[TASK OBJECTIVE]: Copy out all the entries exactly.

[INFORMATION SUPPLIED]:
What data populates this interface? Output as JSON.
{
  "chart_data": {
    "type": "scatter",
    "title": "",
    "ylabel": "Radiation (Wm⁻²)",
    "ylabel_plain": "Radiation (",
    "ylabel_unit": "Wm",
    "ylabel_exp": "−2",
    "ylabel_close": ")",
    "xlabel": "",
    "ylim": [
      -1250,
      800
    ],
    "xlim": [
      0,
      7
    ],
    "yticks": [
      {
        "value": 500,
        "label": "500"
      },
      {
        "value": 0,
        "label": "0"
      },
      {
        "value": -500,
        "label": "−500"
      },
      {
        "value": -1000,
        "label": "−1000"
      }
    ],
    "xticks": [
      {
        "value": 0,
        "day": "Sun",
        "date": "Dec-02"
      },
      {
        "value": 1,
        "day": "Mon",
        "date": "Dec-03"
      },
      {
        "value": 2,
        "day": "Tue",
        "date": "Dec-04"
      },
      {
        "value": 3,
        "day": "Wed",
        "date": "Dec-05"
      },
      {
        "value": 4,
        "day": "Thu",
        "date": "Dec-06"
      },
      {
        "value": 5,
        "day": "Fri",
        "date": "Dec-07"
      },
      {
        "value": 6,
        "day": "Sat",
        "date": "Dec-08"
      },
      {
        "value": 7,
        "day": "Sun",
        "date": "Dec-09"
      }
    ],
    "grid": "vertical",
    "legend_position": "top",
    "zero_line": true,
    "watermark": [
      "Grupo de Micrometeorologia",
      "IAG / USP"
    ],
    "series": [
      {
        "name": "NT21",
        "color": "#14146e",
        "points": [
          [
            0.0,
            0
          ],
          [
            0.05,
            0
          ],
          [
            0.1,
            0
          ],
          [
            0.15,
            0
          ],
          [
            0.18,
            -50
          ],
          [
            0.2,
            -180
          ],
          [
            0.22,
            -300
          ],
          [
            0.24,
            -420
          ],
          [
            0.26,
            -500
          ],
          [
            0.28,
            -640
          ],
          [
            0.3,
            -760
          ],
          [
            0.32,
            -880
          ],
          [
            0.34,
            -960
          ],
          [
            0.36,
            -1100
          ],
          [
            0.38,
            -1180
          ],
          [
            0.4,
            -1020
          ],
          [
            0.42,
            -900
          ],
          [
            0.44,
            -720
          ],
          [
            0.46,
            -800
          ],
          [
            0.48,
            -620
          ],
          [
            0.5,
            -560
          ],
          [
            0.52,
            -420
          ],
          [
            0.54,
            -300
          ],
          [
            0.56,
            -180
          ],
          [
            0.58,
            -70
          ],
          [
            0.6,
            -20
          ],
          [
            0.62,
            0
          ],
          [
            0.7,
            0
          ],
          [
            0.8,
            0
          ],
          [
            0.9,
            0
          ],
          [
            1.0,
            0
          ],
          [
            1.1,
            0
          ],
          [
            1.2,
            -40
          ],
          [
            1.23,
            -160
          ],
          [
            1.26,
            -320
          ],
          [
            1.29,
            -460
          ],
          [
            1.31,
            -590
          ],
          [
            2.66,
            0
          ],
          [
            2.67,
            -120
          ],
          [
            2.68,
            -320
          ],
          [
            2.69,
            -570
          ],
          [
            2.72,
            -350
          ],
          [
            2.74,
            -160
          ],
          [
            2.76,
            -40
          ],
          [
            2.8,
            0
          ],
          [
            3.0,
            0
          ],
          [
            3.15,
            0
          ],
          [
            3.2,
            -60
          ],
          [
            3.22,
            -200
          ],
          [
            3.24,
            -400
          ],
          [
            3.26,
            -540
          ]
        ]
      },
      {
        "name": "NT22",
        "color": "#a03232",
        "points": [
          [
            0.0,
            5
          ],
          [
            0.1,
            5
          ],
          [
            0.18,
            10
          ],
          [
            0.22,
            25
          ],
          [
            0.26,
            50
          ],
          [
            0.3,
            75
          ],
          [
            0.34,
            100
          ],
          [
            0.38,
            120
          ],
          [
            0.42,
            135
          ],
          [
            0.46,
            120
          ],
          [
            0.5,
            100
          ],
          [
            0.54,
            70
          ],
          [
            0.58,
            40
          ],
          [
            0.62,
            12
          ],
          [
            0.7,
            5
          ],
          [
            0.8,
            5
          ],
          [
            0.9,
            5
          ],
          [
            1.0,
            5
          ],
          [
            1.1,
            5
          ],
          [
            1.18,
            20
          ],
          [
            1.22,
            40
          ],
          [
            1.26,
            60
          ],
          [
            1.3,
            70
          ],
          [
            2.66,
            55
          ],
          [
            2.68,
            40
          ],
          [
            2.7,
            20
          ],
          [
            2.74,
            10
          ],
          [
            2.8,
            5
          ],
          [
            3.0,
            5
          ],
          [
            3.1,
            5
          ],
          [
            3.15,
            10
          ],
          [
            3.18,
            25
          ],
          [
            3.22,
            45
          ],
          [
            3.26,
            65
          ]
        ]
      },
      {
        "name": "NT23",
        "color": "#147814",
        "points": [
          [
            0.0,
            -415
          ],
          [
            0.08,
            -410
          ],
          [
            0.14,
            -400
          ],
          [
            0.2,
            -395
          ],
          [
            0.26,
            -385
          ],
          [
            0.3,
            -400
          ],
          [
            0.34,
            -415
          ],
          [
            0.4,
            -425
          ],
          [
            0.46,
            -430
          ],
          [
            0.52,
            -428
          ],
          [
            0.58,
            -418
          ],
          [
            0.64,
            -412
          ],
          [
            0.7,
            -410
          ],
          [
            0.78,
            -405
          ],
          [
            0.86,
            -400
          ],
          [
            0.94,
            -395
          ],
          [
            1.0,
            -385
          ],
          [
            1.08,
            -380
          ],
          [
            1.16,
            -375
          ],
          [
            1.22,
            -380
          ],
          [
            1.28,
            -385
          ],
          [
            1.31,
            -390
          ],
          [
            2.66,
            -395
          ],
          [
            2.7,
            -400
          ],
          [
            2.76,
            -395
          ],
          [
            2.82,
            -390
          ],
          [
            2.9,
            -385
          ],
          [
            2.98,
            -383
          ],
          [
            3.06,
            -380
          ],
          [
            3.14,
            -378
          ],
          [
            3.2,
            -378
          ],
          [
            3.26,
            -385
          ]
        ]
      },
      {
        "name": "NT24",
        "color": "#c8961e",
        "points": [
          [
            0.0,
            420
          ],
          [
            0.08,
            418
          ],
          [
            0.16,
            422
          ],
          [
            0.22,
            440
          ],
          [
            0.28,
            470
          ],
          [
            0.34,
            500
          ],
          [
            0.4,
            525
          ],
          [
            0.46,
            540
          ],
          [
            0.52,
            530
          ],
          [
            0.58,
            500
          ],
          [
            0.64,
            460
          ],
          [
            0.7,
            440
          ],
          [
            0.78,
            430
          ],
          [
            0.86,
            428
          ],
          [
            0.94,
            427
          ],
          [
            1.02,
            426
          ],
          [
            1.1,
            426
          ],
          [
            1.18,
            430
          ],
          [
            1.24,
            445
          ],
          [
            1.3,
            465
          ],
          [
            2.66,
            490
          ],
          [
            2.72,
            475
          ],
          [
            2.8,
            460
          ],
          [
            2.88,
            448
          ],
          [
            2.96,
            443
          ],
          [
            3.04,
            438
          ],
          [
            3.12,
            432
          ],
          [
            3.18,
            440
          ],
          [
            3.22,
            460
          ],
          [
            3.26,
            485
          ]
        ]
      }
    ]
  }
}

[REPLY]:
What data populates this interface? Output as JSON.
{
  "chart_data": {
    "type": "scatter",
    "title": "",
    "ylabel": "Radiation (Wm⁻²)",
    "ylabel_plain": "Radiation (",
    "ylabel_unit": "Wm",
    "ylabel_exp": "−2",
    "ylabel_close": ")",
    "xlabel": "",
    "ylim": [
      -1250,
      800
    ],
    "xlim": [
      0,
      7
    ],
    "yticks": [
      {
        "value": 500,
        "label": "500"
      },
      {
        "value": 0,
        "label": "0"
      },
      {
        "value": -500,
        "label": "−500"
      },
      {
        "value": -1000,
        "label": "−1000"
      }
    ],
    "xticks": [
      {
        "value": 0,
        "day": "Sun",
        "date": "Dec-02"
      },
      {
        "value": 1,
        "day": "Mon",
        "date": "Dec-03"
      },
      {
        "value": 2,
        "day": "Tue",
        "date": "Dec-04"
      },
      {
        "value": 3,
        "day": "Wed",
        "date": "Dec-05"
      },
      {
        "value": 4,
        "day": "Thu",
        "date": "Dec-06"
      },
      {
        "value": 5,
        "day": "Fri",
        "date": "Dec-07"
      },
      {
        "value": 6,
        "day": "Sat",
        "date": "Dec-08"
      },
      {
        "value": 7,
        "day": "Sun",
        "date": "Dec-09"
      }
    ],
    "grid": "vertical",
    "legend_position": "top",
    "zero_line": true,
    "watermark": [
      "Grupo de Micrometeorologia",
      "IAG / USP"
    ],
    "series": [
      {
        "name": "NT21",
        "color": "#14146e",
        "points": [
          [
            0.0,
            0
          ],
          [
            0.05,
            0
          ],
          [
            0.1,
            0
          ],
          [
            0.15,
            0
          ],
          [
            0.18,
            -50
          ],
          [
            0.2,
            -180
          ],
          [
            0.22,
            -300
          ],
          [
            0.24,
            -420
          ],
          [
            0.26,
            -500
          ],
          [
            0.28,
            -640
          ],
          [
            0.3,
            -760
          ],
          [
            0.32,
            -880
          ],
          [
            0.34,
            -960
          ],
          [
            0.36,
            -1100
          ],
          [
            0.38,
            -1180
          ],
          [
            0.4,
            -1020
          ],
          [
            0.42,
            -900
          ],
          [
            0.44,
            -720
          ],
          [
            0.46,
            -800
          ],
          [
            0.48,
            -620
          ],
          [
            0.5,
            -560
          ],
          [
            0.52,
            -420
          ],
          [
            0.54,
            -300
          ],
          [
            0.56,
            -180
          ],
          [
            0.58,
            -70
          ],
          [
            0.6,
            -20
          ],
          [
            0.62,
            0
          ],
          [
            0.7,
            0
          ],
          [
            0.8,
            0
          ],
          [
            0.9,
            0
          ],
          [
            1.0,
            0
          ],
          [
            1.1,
            0
          ],
          [
            1.2,
            -40
          ],
          [
            1.23,
            -160
          ],
          [
            1.26,
            -320
          ],
          [
            1.29,
            -460
          ],
          [
            1.31,
            -590
          ],
          [
            2.66,
            0
          ],
          [
            2.67,
            -120
          ],
          [
            2.68,
            -320
          ],
          [
            2.69,
            -570
          ],
          [
            2.72,
            -350
          ],
          [
            2.74,
            -160
          ],
          [
            2.76,
            -40
          ],
          [
            2.8,
            0
          ],
          [
            3.0,
            0
          ],
          [
            3.15,
            0
          ],
          [
            3.2,
            -60
          ],
          [
            3.22,
            -200
          ],
          [
            3.24,
            -400
          ],
          [
            3.26,
            -540
          ]
        ]
      },
      {
        "name": "NT22",
        "color": "#a03232",
        "points": [
          [
            0.0,
            5
          ],
          [
            0.1,
            5
          ],
          [
            0.18,
            10
          ],
          [
            0.22,
            25
          ],
          [
            0.26,
            50
          ],
          [
            0.3,
            75
          ],
          [
            0.34,
            100
          ],
          [
            0.38,
            120
          ],
          [
            0.42,
            135
          ],
          [
            0.46,
            120
          ],
          [
            0.5,
            100
          ],
          [
            0.54,
            70
          ],
          [
            0.58,
            40
          ],
          [
            0.62,
            12
          ],
          [
            0.7,
            5
          ],
          [
            0.8,
            5
          ],
          [
            0.9,
            5
          ],
          [
            1.0,
            5
          ],
          [
            1.1,
            5
          ],
          [
            1.18,
            20
          ],
          [
            1.22,
            40
          ],
          [
            1.26,
            60
          ],
          [
            1.3,
            70
          ],
          [
            2.66,
            55
          ],
          [
            2.68,
            40
          ],
          [
            2.7,
            20
          ],
          [
            2.74,
            10
          ],
          [
            2.8,
            5
          ],
          [
            3.0,
            5
          ],
          [
            3.1,
            5
          ],
          [
            3.15,
            10
          ],
          [
            3.18,
            25
          ],
          [
            3.22,
            45
          ],
          [
            3.26,
            65
          ]
        ]
      },
      {
        "name": "NT23",
        "color": "#147814",
        "points": [
          [
            0.0,
            -415
          ],
          [
            0.08,
            -410
          ],
          [
            0.14,
            -400
          ],
          [
            0.2,
            -395
          ],
          [
            0.26,
            -385
          ],
          [
            0.3,
            -400
          ],
          [
            0.34,
            -415
          ],
          [
            0.4,
            -425
          ],
          [
            0.46,
            -430
          ],
          [
            0.52,
            -428
          ],
          [
            0.58,
            -418
          ],
          [
            0.64,
            -412
          ],
          [
            0.7,
            -410
          ],
          [
            0.78,
            -405
          ],
          [
            0.86,
            -400
          ],
          [
            0.94,
            -395
          ],
          [
            1.0,
            -385
          ],
          [
            1.08,
            -380
          ],
          [
            1.16,
            -375
          ],
          [
            1.22,
            -380
          ],
          [
            1.28,
            -385
          ],
          [
            1.31,
            -390
          ],
          [
            2.66,
            -395
          ],
          [
            2.7,
            -400
          ],
          [
            2.76,
            -395
          ],
          [
            2.82,
            -390
          ],
          [
            2.9,
            -385
          ],
          [
            2.98,
            -383
          ],
          [
            3.06,
            -380
          ],
          [
            3.14,
            -378
          ],
          [
            3.2,
            -378
          ],
          [
            3.26,
            -385
          ]
        ]
      },
      {
        "name": "NT24",
        "color": "#c8961e",
        "points": [
          [
            0.0,
            420
          ],
          [
            0.08,
            418
          ],
          [
            0.16,
            422
          ],
          [
            0.22,
            440
          ],
          [
            0.28,
            470
          ],
          [
            0.34,
            500
          ],
          [
            0.4,
            525
          ],
          [
            0.46,
            540
          ],
          [
            0.52,
            530
          ],
          [
            0.58,
            500
          ],
          [
            0.64,
            460
          ],
          [
            0.7,
            440
          ],
          [
            0.78,
            430
          ],
          [
            0.86,
            428
          ],
          [
            0.94,
            427
          ],
          [
            1.02,
            426
          ],
          [
            1.1,
            426
          ],
          [
            1.18,
            430
          ],
          [
            1.24,
            445
          ],
          [
            1.3,
            465
          ],
          [
            2.66,
            490
          ],
          [
            2.72,
            475
          ],
          [
            2.8,
            460
          ],
          [
            2.88,
            448
          ],
          [
            2.96,
            443
          ],
          [
            3.04,
            438
          ],
          [
            3.12,
            432
          ],
          [
            3.18,
            440
          ],
          [
            3.22,
            460
          ],
          [
            3.26,
            485
          ]
        ]
      }
    ]
  }
}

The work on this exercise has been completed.